→ **EXTRACTED TEXT**:
# USS Peary bombing survivor now with shipmates



## syscom3 (Apr 3, 2009)

> *Normally I would put this under the general obituary section. But since he is was the last of the crew of the USS Peary, and part of a quickly dwindling number of veterans of the old USN Asiatic fleet, I chose to give him his own thread.*



USS Peary bombing survivor now with shipmates

REBEKAH CAVANAGH
February 20th, 2009 

THE family of the last survivor from the USS Peary said yesterday they now have "closure" after scattering his ashes at the site where the ship went down in Darwin Harbour in 1942.

Dallis Widick was one of 31 sailors who survived when the USS Peary slowly sank on to the ocean bed after sustaining devastating blows in her final battle when the Japanese raided Australia's north 67 years ago.

See all the pictures of the commemorations in Darwin

Ninety-one of his comrades went down with the ship.

Mr Widick, who was the last remaining survivor, died in his American home surrounded by his family and friends on September 22 last year.

His wife Lorna said it was her husband's dying wish that his ashes be committed to sea over the USS Peary wreck so that he could spend eternity with his shipmates.

In an emotional ceremony attended by family who had travelled from the United States and Western Australia, the veteran sailor's wishes were fulfilled yesterday.

The family fought to hold back tears and whispered their goodbyes as Navy chaplain John Marshall tipped the sailor's ashes out and lowered four wreaths on to the water.

Mrs Widick said seeing her husband's ashes rest in the ocean gave her and their five children - Dallis Jnr, Suzanne, Cathy, Robert and Gary - "closure".

→ **EXERCISE REQUIREMENTS**: In the forum post about the USS Peary survivor, who tipped Dallis Widick's ashes out over the wreck?

[Data entries]
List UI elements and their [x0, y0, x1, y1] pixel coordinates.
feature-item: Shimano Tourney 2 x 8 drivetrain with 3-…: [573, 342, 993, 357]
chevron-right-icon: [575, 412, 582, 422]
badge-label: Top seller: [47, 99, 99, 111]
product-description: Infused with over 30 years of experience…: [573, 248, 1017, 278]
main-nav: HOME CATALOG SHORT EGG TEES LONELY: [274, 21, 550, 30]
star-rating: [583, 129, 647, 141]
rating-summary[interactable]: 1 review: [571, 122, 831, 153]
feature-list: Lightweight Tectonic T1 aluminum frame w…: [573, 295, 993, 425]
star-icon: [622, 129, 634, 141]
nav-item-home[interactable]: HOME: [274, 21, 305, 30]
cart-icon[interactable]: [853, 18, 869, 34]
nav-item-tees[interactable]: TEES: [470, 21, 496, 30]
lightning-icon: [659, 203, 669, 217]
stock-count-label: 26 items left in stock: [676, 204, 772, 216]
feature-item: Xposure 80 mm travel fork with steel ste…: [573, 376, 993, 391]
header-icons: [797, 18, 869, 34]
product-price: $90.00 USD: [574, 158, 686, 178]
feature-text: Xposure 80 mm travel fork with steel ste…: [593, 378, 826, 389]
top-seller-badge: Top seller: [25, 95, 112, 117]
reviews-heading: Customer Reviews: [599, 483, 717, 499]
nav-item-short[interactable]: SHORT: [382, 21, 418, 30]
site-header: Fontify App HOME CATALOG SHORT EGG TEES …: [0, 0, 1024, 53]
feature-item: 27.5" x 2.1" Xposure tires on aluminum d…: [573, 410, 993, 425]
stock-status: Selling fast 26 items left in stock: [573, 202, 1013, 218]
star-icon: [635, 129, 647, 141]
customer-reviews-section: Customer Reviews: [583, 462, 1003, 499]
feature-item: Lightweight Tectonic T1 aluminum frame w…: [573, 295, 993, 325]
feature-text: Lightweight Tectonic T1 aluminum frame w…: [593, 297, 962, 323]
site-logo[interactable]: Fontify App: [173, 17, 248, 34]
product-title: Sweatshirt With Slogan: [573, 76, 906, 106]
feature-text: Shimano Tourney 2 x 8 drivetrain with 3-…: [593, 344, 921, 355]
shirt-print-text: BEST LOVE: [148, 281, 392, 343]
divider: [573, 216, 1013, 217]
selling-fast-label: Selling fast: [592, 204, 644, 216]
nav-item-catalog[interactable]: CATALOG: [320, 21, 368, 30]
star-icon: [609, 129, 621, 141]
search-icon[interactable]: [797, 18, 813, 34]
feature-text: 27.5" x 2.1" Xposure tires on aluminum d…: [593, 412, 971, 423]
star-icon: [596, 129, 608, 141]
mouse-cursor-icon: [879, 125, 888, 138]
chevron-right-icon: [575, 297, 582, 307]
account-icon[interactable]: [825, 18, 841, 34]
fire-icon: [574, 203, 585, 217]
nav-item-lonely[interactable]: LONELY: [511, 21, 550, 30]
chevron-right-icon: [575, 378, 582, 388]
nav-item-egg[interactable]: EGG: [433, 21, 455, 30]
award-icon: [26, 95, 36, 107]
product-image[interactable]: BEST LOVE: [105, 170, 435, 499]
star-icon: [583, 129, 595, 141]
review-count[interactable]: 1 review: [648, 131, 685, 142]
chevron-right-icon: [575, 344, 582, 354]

→ **ANSWER BELOW**: Navy chaplain John Marshall.